> **Exercise description**
Exactly repeat the material, dropping every picture from the copy.

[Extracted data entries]
══════════════════════════════

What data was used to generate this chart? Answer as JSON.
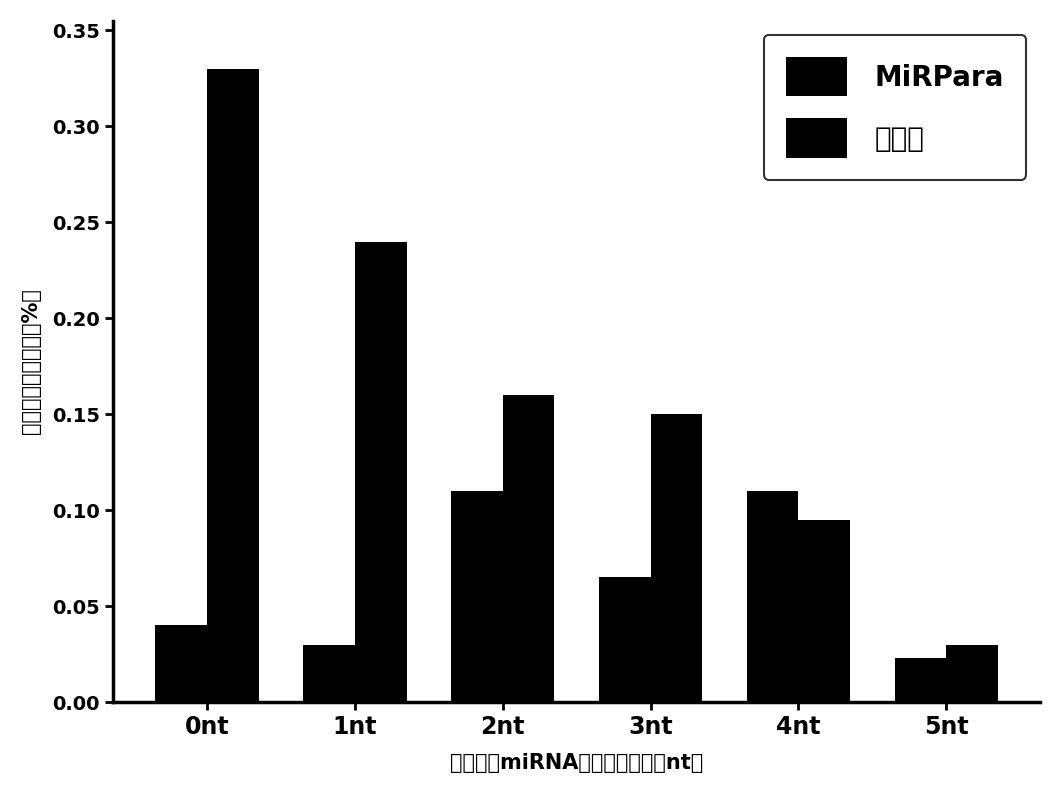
{
  "categories": [
    "0nt",
    "1nt",
    "2nt",
    "3nt",
    "4nt",
    "5nt"
  ],
  "mirpara_values": [
    0.04,
    0.03,
    0.11,
    0.065,
    0.11,
    0.023
  ],
  "patent_values": [
    0.33,
    0.24,
    0.16,
    0.15,
    0.095,
    0.03
  ],
  "bar_color": "#000000",
  "bar_width": 0.35,
  "ylim": [
    0,
    0.355
  ],
  "yticks": [
    0.0,
    0.05,
    0.1,
    0.15,
    0.2,
    0.25,
    0.3,
    0.35
  ],
  "ylabel": "候选者的识别精度（%）",
  "xlabel": "距高成熟miRNA起始位置距高（nt）",
  "legend_labels": [
    "MiRPara",
    "本专利"
  ],
  "background_color": "#ffffff",
  "figure_width": 10.61,
  "figure_height": 7.94,
  "dpi": 100
}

══════════════════════════════

> **Solution to the exercise**
What data was used to generate this chart? Answer as JSON.
{
  "categories": [
    "0nt",
    "1nt",
    "2nt",
    "3nt",
    "4nt",
    "5nt"
  ],
  "mirpara_values": [
    0.04,
    0.03,
    0.11,
    0.065,
    0.11,
    0.023
  ],
  "patent_values": [
    0.33,
    0.24,
    0.16,
    0.15,
    0.095,
    0.03
  ],
  "bar_color": "#000000",
  "bar_width": 0.35,
  "ylim": [
    0,
    0.355
  ],
  "yticks": [
    0.0,
    0.05,
    0.1,
    0.15,
    0.2,
    0.25,
    0.3,
    0.35
  ],
  "ylabel": "候选者的识别精度（%）",
  "xlabel": "距高成熟miRNA起始位置距高（nt）",
  "legend_labels": [
    "MiRPara",
    "本专利"
  ],
  "background_color": "#ffffff",
  "figure_width": 10.61,
  "figure_height": 7.94,
  "dpi": 100
}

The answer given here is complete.